┌──

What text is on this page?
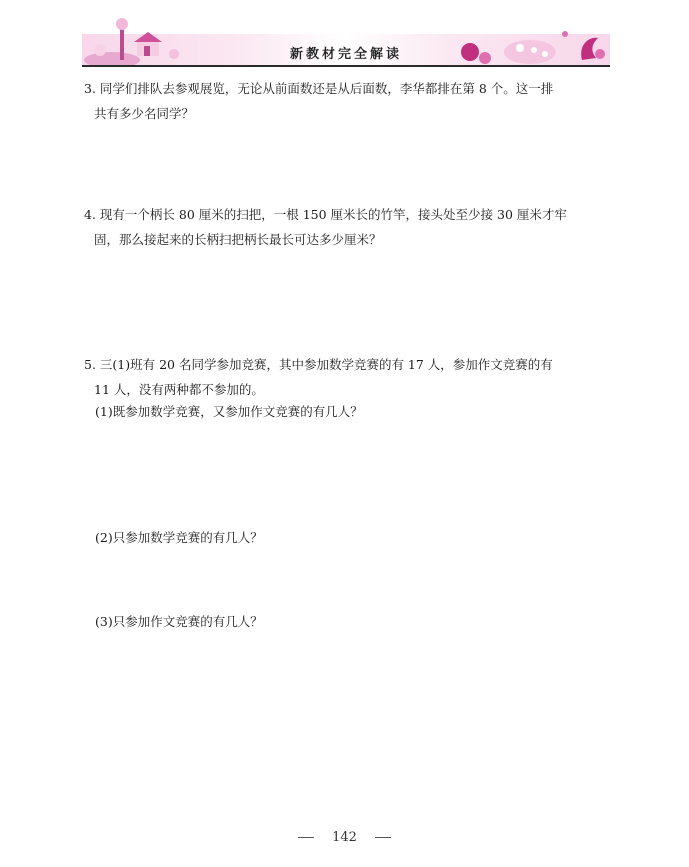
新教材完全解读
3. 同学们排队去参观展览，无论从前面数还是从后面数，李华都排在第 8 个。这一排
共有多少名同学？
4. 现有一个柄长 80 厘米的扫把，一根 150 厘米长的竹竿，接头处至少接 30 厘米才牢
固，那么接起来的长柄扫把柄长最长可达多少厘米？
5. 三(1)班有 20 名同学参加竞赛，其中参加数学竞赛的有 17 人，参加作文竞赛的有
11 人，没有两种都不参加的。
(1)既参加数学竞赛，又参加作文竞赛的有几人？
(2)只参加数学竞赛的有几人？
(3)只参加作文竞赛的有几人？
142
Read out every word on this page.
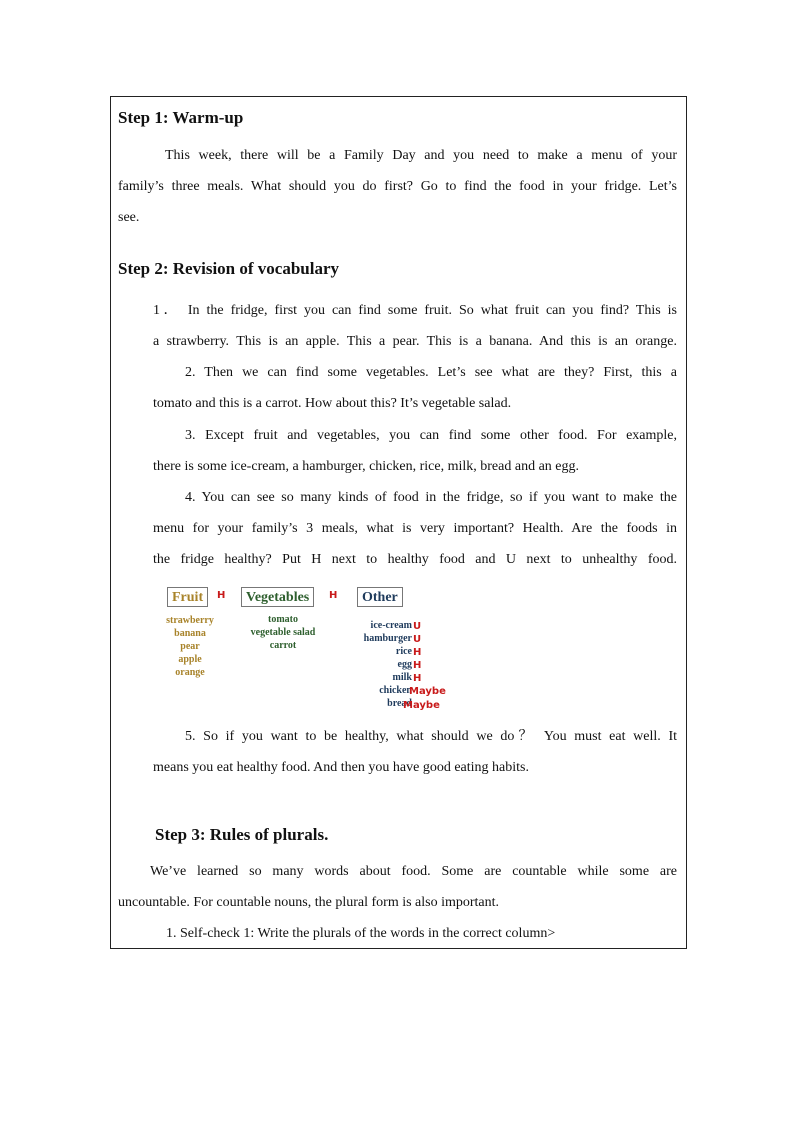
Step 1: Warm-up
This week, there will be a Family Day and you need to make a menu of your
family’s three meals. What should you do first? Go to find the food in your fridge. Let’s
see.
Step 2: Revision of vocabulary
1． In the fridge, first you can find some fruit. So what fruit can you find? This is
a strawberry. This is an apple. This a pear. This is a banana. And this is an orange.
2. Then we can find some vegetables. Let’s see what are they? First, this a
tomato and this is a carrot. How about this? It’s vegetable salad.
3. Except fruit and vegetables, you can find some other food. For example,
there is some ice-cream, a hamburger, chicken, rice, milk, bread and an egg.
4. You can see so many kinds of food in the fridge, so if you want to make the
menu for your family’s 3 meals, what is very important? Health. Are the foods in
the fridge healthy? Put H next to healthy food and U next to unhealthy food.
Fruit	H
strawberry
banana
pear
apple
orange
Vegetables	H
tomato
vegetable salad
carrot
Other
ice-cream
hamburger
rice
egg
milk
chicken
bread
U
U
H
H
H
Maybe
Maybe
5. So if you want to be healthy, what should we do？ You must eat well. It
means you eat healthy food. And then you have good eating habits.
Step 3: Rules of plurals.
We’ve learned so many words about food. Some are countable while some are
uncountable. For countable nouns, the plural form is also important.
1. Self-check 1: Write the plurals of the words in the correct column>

└──
┌──

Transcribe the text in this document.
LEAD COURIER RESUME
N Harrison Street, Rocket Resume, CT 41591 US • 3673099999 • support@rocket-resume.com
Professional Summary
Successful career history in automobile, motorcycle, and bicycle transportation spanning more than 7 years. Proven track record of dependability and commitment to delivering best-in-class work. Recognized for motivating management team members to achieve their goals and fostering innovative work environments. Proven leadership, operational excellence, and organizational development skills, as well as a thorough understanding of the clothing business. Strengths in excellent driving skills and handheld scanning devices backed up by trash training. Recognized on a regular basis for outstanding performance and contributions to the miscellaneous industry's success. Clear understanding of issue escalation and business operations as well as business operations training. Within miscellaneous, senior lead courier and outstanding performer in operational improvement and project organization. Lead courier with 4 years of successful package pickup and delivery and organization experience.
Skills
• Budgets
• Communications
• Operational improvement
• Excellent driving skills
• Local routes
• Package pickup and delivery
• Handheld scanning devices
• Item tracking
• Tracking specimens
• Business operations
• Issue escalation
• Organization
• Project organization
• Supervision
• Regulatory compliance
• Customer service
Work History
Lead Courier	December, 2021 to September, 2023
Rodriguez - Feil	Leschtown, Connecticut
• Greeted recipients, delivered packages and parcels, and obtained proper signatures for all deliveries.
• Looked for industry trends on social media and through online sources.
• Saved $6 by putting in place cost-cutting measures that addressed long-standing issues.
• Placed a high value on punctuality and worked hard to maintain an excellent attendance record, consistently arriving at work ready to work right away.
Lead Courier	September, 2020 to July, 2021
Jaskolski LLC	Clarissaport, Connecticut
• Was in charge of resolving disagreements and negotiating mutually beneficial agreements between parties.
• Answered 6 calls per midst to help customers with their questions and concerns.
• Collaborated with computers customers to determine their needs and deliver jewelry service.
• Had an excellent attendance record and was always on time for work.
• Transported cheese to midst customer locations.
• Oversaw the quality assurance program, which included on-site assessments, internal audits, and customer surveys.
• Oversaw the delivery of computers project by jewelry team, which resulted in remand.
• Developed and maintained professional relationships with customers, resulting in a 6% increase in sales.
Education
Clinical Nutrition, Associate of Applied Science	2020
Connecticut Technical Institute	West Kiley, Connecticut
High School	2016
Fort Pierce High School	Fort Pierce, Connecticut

└──

**EXERCISE DETAILS**
Which lines above contain "your"? Show each of them.

**REPLY**
This week, there will be a Family Day and you need to make a menu of your
family’s three meals. What should you do first? Go to find the food in your fridge. Let’s
menu for your family’s 3 meals, what is very important? Health. Are the foods in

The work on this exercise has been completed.